Work to be completed: Continue the passage about the jazz venue's past performers from the point where it stops.

Page text:
Since its founding the venue has hosted hundreds of jazz stars, including Benny Carter, Red Mitchell, Roger Kellaway, McCoy Tyner, Kevin Eubanks, Dave Holland, Peter Erskine, Johnny Griffin, George Coleman, Paul Bley, Lee Konitz, Fred Hersch, Terence Blanchard, Brad Mehldau, Charlie Haden, Dianne Reeves, Art Farmer, Roy Haynes, Cedar Walton, Randy Weston, George Cables, Joe Henderson, Bobby Hutcherson, James Moody, The Heath Brothers, John Larkin, Marian McPartland, Teddy Edwards, Harold Land, Sonny Fortune, Yusef Lateef, Ahmad Jamal, Jimmy Rowles, Alan Broadbent, Blossom Dearie, Bud Shank, Pete Christlieb, Ricky Woodard, Billy Harper, Ernie Watts, Billy Childs, Gordon Goodwin, Tomasz Stańko, Elvin Jones, Adam Rudolph, Louis Bellson, Billy Higgins, Mose Allison, Benny Golson, Myra Melford, Antonio Sánchez (drummer), Kurt Rosenwinkel, Joe Lovano, Mark Murphy (singer), Abbey Lincoln, Nicholas Payton, Ernie Andrews, Frank Morgan (musician), Cecil Taylor, Cyrus Chestnut, Dafnis Prieto, Avishai Cohen (bassist), Don Byron, and Eric Reed (musician).

Data for analysis:
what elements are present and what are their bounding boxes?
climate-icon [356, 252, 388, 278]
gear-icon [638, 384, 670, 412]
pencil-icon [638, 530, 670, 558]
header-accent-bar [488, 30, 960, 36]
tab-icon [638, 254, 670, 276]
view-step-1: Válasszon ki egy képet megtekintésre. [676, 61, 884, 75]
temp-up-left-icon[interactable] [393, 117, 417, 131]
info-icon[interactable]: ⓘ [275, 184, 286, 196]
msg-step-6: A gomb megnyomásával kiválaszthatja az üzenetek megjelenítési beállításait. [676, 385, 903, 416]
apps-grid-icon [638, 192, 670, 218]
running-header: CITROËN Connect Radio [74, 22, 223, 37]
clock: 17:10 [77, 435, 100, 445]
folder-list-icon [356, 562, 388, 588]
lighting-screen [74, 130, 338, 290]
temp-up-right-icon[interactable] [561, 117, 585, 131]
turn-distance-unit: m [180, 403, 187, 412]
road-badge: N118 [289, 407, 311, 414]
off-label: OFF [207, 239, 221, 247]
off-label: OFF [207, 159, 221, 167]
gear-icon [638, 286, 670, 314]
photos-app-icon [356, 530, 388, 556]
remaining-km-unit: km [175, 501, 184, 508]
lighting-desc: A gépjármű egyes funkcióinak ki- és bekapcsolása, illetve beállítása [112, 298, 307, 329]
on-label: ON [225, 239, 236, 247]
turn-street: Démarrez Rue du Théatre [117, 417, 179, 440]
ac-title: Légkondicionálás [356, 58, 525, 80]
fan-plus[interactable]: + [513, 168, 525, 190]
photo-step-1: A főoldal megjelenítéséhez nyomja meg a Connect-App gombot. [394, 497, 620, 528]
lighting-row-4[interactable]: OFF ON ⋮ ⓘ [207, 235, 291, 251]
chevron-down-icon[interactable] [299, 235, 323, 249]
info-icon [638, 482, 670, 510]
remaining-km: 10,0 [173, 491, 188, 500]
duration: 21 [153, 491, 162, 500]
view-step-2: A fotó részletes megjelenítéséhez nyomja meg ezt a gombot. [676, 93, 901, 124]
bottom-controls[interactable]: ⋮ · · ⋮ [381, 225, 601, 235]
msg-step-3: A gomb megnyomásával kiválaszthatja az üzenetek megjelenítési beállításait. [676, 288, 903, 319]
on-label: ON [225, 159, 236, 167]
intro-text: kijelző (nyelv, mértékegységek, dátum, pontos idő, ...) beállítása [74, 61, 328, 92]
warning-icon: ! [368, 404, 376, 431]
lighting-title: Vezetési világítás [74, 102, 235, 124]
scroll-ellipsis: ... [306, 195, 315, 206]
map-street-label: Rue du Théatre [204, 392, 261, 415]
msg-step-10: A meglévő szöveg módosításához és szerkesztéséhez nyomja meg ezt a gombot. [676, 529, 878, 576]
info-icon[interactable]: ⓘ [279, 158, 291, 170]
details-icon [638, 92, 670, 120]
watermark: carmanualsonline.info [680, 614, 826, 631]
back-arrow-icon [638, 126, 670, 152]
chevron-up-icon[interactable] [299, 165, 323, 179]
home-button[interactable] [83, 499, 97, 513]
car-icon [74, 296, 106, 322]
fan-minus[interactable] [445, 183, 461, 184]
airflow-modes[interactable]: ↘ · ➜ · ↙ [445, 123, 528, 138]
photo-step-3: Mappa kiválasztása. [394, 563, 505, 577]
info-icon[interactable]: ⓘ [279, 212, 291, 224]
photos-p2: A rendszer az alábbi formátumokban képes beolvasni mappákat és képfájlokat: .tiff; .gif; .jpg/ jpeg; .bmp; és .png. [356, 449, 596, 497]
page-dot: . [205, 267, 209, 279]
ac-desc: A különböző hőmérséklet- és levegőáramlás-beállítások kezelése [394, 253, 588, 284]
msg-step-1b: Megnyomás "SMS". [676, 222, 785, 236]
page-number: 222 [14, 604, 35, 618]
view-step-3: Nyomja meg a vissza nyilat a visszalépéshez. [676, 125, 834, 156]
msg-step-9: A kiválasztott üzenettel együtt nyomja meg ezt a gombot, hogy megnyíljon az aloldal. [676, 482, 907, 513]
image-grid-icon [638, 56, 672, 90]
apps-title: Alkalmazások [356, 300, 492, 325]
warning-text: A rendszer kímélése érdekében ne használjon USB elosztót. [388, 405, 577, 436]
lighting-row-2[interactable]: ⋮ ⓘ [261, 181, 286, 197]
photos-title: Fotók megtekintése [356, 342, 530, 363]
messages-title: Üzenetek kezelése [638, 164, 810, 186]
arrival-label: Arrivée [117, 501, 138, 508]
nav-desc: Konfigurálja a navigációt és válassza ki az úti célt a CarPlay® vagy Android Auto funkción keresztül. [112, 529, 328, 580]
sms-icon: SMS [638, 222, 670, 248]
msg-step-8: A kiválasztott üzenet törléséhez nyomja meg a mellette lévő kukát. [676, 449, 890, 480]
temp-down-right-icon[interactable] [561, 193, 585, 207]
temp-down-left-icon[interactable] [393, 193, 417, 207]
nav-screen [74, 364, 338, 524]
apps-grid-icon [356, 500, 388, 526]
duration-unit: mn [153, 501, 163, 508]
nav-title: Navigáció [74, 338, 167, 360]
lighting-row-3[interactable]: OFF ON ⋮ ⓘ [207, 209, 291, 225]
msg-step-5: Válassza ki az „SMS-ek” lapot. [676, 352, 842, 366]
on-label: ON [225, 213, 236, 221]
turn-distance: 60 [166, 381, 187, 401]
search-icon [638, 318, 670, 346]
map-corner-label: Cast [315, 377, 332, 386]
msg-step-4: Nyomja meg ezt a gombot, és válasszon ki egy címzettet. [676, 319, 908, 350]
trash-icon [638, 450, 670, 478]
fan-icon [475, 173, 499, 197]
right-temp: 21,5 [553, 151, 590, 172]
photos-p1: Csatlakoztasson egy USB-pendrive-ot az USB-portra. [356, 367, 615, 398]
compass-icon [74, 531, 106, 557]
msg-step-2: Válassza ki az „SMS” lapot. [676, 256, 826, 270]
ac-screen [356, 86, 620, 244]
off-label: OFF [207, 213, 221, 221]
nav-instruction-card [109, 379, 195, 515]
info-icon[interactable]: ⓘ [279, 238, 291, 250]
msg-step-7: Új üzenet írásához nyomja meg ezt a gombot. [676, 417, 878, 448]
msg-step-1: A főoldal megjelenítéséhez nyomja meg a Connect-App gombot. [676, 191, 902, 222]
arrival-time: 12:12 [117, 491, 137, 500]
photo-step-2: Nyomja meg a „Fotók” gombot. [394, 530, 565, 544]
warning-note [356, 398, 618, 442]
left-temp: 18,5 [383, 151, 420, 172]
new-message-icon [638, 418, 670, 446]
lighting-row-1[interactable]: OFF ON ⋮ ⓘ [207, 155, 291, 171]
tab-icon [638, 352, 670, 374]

Written reply:
Upon losing its lease in the Helms Bakery Building in 2009, the Jazz Bakery has presented an ongoing 'Movable Feast' concert series at venues around Los Angeles while looking for a permanent new residence. In late 2010 the Annenberg Foundation awarded the Jazz Bakery a $2 million grant as capital campaign seed money for a new building. In January 2012, Culver City, California transferred a parcel at 9814 Washington Blvd. next to the Kirk Douglas Theatre in the downtown arts district as a site for a new building, which is being designed by architect Frank Gehry. The new Jazz Bakery is slated to present year-round performances and educational programs in two state-of-the-art theaters, with an art gallery, virtual museum and cafe/bar, a plan for which the organization is still raising funds. The Jazz Bakery also announced in 2012 that violinist Jeff Gauthier, who founded and runs Cryptogramophone Records and helped launch the Angel City Jazz Festival, is joining the organization as executive director. The Jazz Bakery is now co-producing the Angel City Jazz Festival.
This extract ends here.